◆ WHAT THE EXERCISE ASKS: From the listing below, pull each line that includes "color".

Collected data entries
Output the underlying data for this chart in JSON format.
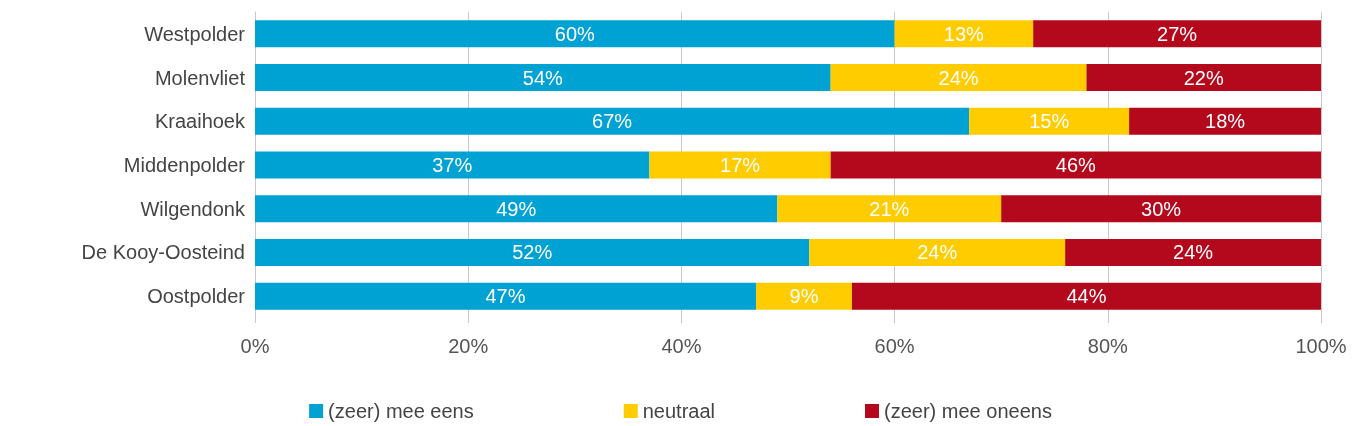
{
  "chart_data": {
    "type": "bar",
    "orientation": "horizontal",
    "stacked": true,
    "categories": [
      "Westpolder",
      "Molenvliet",
      "Kraaihoek",
      "Middenpolder",
      "Wilgendonk",
      "De Kooy-Oosteind",
      "Oostpolder"
    ],
    "series": [
      {
        "name": "(zeer) mee eens",
        "color": "#00a1d3",
        "values": [
          60,
          54,
          67,
          37,
          49,
          52,
          47
        ],
        "value_labels": [
          "60%",
          "54%",
          "67%",
          "37%",
          "49%",
          "52%",
          "47%"
        ]
      },
      {
        "name": "neutraal",
        "color": "#ffcc00",
        "values": [
          13,
          24,
          15,
          17,
          21,
          24,
          9
        ],
        "value_labels": [
          "13%",
          "24%",
          "15%",
          "17%",
          "21%",
          "24%",
          "9%"
        ]
      },
      {
        "name": "(zeer) mee oneens",
        "color": "#b4091c",
        "values": [
          27,
          22,
          18,
          46,
          30,
          24,
          44
        ],
        "value_labels": [
          "27%",
          "22%",
          "18%",
          "46%",
          "30%",
          "24%",
          "44%"
        ]
      }
    ],
    "xlim": [
      0,
      100
    ],
    "xticks": [
      {
        "value": 0,
        "label": "0%"
      },
      {
        "value": 20,
        "label": "20%"
      },
      {
        "value": 40,
        "label": "40%"
      },
      {
        "value": 60,
        "label": "60%"
      },
      {
        "value": 80,
        "label": "80%"
      },
      {
        "value": 100,
        "label": "100%"
      }
    ],
    "grid": "x",
    "legend": "bottom"
  }
}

◆ TASK OUTPUT:
        "color": "#00a1d3",
        "color": "#ffcc00",
        "color": "#b4091c",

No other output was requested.